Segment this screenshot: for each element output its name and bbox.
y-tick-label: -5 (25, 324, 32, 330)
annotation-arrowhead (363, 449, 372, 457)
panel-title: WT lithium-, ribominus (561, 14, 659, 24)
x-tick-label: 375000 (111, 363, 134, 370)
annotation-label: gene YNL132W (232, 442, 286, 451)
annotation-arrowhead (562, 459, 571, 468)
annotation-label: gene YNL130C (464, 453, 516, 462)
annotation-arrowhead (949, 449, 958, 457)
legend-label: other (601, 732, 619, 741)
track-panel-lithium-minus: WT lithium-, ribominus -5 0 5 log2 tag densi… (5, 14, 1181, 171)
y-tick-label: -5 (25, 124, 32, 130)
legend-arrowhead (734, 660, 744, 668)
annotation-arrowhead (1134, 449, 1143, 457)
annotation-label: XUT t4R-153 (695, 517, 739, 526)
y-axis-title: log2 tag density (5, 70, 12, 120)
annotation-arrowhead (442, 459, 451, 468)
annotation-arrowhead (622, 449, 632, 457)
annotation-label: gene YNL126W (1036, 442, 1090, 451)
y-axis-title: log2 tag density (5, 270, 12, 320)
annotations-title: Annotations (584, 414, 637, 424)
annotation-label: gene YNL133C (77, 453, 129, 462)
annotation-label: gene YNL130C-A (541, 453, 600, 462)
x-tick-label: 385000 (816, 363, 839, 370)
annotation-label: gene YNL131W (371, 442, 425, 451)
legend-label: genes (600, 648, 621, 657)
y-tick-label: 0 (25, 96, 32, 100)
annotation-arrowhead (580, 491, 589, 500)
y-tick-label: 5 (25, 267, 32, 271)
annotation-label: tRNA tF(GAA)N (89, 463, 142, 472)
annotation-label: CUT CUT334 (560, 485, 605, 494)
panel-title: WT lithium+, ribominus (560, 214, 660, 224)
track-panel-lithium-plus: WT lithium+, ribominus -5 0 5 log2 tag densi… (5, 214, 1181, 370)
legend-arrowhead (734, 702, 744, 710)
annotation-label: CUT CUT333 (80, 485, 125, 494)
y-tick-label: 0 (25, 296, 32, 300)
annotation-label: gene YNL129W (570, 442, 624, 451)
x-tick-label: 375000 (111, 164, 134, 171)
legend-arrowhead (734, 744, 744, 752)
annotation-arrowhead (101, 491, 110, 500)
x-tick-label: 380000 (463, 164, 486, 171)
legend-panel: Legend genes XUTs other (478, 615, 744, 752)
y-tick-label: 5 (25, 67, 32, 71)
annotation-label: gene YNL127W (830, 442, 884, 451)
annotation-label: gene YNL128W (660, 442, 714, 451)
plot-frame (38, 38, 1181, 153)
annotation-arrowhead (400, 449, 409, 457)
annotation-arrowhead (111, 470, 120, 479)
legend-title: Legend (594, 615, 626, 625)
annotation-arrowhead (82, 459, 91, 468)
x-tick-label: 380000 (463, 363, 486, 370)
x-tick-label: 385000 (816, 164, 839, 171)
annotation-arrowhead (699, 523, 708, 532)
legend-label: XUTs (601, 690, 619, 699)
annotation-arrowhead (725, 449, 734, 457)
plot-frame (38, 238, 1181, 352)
──────
▶ **WHAT IS BEING ASKED**:
If a line of the listing above contains "lithium", pick it out and copy it.

▶ **ANSWER TO THIS TASK**:
panel-title: WT lithium-, ribominus (561, 14, 659, 24)
track-panel-lithium-minus: WT lithium-, ribominus -5 0 5 log2 tag densi… (5, 14, 1181, 171)
panel-title: WT lithium+, ribominus (560, 214, 660, 224)
track-panel-lithium-plus: WT lithium+, ribominus -5 0 5 log2 tag densi… (5, 214, 1181, 370)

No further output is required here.